● **STORED ROWS**
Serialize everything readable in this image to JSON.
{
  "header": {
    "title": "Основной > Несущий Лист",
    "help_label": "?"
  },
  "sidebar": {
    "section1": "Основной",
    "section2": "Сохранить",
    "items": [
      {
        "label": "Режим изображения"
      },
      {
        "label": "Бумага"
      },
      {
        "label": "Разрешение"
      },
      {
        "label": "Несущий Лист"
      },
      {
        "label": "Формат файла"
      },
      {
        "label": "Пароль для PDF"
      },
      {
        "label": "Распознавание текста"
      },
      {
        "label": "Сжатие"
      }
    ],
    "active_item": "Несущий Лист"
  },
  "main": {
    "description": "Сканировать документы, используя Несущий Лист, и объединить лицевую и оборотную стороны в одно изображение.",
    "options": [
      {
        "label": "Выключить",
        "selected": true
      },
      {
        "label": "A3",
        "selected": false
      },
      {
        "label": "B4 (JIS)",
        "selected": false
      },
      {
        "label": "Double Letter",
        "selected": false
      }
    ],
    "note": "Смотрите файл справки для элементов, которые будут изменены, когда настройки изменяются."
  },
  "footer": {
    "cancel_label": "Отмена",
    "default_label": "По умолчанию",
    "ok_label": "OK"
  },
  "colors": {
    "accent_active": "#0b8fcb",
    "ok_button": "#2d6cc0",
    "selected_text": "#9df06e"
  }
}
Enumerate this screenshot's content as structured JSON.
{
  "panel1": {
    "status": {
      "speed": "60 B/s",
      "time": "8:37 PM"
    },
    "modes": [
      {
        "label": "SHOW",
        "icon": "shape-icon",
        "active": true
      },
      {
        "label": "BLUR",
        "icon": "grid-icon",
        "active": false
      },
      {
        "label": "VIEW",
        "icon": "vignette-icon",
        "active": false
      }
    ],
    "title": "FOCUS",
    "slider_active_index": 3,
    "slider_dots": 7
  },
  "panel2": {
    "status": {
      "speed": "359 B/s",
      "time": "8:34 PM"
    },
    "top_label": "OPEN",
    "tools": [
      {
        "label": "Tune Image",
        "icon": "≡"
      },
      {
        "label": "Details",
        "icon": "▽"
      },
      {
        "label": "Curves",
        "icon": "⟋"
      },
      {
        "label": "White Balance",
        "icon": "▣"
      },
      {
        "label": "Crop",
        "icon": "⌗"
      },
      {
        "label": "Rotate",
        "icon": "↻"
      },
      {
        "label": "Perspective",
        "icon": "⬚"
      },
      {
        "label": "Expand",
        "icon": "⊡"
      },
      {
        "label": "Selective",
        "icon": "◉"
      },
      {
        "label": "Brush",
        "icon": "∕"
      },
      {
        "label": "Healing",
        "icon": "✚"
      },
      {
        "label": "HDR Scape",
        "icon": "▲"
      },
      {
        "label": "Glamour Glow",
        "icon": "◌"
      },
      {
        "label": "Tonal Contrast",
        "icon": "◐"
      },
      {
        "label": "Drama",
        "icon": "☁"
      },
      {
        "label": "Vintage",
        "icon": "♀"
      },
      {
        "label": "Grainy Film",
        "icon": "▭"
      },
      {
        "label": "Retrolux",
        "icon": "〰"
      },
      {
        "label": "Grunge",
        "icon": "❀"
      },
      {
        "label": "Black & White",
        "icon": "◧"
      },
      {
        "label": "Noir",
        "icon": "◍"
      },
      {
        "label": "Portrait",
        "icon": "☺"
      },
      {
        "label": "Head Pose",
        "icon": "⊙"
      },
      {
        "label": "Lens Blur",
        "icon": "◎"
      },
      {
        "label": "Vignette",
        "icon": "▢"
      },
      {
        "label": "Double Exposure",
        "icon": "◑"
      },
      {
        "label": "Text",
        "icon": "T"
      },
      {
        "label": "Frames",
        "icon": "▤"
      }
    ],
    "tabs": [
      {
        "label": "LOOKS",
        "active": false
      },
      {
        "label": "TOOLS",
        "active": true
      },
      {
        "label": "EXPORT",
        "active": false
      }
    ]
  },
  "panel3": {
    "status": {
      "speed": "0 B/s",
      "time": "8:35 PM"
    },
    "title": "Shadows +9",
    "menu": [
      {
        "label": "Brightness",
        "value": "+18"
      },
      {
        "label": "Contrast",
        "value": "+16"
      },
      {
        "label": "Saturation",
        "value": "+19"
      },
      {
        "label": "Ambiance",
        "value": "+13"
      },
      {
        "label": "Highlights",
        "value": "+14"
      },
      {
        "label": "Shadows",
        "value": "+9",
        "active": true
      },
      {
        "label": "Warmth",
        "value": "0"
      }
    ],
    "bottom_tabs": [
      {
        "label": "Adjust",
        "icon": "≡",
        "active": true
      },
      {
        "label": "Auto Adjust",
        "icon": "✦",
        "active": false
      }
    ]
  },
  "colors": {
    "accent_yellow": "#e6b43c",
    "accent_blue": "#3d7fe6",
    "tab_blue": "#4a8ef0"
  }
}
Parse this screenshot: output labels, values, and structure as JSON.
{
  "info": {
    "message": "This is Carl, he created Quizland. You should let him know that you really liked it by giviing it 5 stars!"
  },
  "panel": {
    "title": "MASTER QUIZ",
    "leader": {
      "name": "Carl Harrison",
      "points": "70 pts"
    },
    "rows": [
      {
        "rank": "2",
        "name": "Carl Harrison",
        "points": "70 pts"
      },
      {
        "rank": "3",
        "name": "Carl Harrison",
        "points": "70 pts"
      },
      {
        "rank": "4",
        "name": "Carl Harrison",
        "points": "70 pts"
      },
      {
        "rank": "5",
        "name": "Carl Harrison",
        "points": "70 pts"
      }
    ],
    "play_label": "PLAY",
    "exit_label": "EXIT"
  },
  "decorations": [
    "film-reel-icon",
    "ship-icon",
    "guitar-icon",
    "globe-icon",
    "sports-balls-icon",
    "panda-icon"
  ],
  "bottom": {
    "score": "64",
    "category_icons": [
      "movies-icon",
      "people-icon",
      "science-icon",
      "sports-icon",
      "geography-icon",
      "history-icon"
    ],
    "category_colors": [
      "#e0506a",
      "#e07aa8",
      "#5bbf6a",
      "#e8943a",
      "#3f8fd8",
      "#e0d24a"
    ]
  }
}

● **REQUEST**
Copy down every line of the material above that includes the string "JSON".

● **TASK ANSWER**
Serialize everything readable in this image to JSON.
Enumerate this screenshot's content as structured JSON.
Parse this screenshot: output labels, values, and structure as JSON.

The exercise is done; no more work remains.